Many esophageal tears and ruptures are a result of trauma or complications of other medical procedures, but Boerhaave’s Syndrome refers to a so-called “spontaneous” rupture of the esophagus. When people vomit, the pressure in their abdominal cavity and esophagus becomes extremely high, while simultaneously the pressure in their chest cavity is extremely low. And when that vomiting is particularly severe, or when patients retch really hard, the pressure inside the esophagus becomes unbearable. At that point, a blow-out occurs.
An esophageal tear is a life-threatening event. Untreated, it is almost always fatal. Air, saliva, and gastric contents can now leave the esophagus and enter the chest cavity, where none of them belong. The mediastinum is ordinarily a sterile space, but easily becomes infected when an esophageal rupture occurs. Once infection sets in, patients often develop septic shock with dire consequences. Based on the CT scan results, Matt’s mediastinum only seemed to have air in it and did not look to be infected just yet. But that would change soon if we didn’t act fast.

What to produce => Reproduce the part of the passage on esophageal rupture that starts at "An esophageal tear" and ends at "didn’t act fast.".

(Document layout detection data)
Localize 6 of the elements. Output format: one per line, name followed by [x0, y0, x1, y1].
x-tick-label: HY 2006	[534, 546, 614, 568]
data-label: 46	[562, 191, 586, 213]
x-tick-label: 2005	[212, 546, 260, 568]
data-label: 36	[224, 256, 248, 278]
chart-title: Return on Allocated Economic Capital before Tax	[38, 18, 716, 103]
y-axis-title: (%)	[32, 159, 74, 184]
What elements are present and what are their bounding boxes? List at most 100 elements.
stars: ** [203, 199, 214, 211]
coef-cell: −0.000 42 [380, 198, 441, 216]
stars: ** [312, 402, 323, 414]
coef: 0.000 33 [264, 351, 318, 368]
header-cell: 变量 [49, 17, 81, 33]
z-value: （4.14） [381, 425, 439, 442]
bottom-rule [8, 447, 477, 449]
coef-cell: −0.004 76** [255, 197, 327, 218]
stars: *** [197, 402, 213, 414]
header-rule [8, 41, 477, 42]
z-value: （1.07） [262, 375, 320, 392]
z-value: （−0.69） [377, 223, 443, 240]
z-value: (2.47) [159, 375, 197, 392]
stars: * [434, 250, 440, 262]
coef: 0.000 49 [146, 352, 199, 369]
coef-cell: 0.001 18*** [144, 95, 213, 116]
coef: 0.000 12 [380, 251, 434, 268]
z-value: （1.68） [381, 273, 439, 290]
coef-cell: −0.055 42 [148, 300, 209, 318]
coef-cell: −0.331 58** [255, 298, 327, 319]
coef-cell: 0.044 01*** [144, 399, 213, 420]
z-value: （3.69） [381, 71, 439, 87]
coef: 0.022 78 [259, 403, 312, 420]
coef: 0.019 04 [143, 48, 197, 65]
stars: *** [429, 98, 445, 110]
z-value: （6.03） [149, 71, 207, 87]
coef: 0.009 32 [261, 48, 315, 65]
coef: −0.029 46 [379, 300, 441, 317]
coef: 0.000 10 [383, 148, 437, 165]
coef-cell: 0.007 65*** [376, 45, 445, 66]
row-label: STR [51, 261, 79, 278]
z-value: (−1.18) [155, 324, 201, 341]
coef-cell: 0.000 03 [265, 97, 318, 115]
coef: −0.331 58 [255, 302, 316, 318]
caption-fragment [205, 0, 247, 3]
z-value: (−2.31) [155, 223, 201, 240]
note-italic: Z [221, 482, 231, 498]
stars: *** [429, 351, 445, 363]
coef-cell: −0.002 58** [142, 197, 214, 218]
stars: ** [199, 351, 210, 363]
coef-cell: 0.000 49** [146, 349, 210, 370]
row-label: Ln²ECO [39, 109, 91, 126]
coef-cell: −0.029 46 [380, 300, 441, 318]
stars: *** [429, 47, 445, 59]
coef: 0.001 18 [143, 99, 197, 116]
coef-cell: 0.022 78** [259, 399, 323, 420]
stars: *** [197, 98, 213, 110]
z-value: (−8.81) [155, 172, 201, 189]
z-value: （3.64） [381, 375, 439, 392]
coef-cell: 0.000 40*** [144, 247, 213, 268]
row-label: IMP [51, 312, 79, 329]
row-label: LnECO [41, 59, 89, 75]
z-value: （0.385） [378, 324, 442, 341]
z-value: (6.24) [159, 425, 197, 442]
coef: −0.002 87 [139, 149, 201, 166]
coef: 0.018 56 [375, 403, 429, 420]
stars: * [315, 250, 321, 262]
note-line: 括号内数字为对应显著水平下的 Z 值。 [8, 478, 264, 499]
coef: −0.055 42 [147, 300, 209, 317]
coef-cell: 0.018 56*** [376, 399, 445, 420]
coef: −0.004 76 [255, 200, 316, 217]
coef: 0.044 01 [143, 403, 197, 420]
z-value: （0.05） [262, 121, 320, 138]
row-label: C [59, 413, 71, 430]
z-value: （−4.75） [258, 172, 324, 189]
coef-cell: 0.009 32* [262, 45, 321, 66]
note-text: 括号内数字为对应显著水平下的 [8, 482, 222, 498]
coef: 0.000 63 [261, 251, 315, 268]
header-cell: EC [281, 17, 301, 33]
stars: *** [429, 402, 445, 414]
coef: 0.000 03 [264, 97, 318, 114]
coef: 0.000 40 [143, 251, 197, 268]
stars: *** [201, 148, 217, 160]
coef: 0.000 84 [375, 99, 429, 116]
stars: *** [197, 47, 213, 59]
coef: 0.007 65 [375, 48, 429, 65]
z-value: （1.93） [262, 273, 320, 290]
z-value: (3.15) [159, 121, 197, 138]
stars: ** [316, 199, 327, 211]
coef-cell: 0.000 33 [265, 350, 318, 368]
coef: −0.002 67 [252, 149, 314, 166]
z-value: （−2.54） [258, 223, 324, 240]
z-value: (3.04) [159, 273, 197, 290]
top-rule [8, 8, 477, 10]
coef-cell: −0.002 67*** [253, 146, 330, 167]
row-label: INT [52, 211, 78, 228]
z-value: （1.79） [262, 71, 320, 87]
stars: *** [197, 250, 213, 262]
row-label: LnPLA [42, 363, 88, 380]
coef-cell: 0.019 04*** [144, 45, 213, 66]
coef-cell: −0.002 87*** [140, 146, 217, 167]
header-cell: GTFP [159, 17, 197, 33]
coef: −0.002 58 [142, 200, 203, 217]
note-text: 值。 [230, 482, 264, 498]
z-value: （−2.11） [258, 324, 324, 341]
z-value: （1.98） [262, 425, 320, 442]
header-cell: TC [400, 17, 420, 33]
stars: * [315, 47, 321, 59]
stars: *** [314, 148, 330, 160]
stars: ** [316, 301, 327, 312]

Task response =>
An esophageal tear is a life-threatening event. Untreated, it is almost always fatal. Air, saliva, and gastric contents can now leave the esophagus and enter the chest cavity, where none of them belong. The mediastinum is ordinarily a sterile space, but easily becomes infected when an esophageal rupture occurs. Once infection sets in, patients often develop septic shock with dire consequences. Based on the CT scan results, Matt’s mediastinum only seemed to have air in it and did not look to be infected just yet. But that would change soon if we didn’t act fast.